**** THE INPUT

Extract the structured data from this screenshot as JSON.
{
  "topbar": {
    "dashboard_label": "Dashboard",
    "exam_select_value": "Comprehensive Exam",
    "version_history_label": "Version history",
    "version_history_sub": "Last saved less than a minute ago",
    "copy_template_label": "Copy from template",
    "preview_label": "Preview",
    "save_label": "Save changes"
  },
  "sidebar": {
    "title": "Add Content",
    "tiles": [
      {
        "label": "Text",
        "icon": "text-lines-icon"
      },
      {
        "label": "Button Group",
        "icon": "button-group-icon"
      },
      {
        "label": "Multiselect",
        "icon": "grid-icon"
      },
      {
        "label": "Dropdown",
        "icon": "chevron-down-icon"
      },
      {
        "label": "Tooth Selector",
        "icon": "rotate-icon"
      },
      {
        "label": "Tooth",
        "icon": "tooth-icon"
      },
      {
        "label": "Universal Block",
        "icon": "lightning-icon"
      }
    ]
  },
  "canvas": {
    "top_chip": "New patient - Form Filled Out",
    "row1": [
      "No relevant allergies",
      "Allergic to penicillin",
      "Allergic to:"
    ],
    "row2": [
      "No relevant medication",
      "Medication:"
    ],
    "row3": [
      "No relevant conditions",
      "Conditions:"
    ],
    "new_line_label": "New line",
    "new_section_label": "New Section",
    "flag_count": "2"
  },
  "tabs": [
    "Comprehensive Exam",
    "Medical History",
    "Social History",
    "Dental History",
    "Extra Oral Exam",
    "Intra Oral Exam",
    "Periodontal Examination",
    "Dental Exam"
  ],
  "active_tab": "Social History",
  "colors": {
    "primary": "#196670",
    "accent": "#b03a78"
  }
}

********

- [WRITTEN EXERCISE]: Each line above must be printed exactly as it appears.

- [FULL OUTPUT]:
Extract the structured data from this screenshot as JSON.
{
  "topbar": {
    "dashboard_label": "Dashboard",
    "exam_select_value": "Comprehensive Exam",
    "version_history_label": "Version history",
    "version_history_sub": "Last saved less than a minute ago",
    "copy_template_label": "Copy from template",
    "preview_label": "Preview",
    "save_label": "Save changes"
  },
  "sidebar": {
    "title": "Add Content",
    "tiles": [
      {
        "label": "Text",
        "icon": "text-lines-icon"
      },
      {
        "label": "Button Group",
        "icon": "button-group-icon"
      },
      {
        "label": "Multiselect",
        "icon": "grid-icon"
      },
      {
        "label": "Dropdown",
        "icon": "chevron-down-icon"
      },
      {
        "label": "Tooth Selector",
        "icon": "rotate-icon"
      },
      {
        "label": "Tooth",
        "icon": "tooth-icon"
      },
      {
        "label": "Universal Block",
        "icon": "lightning-icon"
      }
    ]
  },
  "canvas": {
    "top_chip": "New patient - Form Filled Out",
    "row1": [
      "No relevant allergies",
      "Allergic to penicillin",
      "Allergic to:"
    ],
    "row2": [
      "No relevant medication",
      "Medication:"
    ],
    "row3": [
      "No relevant conditions",
      "Conditions:"
    ],
    "new_line_label": "New line",
    "new_section_label": "New Section",
    "flag_count": "2"
  },
  "tabs": [
    "Comprehensive Exam",
    "Medical History",
    "Social History",
    "Dental History",
    "Extra Oral Exam",
    "Intra Oral Exam",
    "Periodontal Examination",
    "Dental Exam"
  ],
  "active_tab": "Social History",
  "colors": {
    "primary": "#196670",
    "accent": "#b03a78"
  }
}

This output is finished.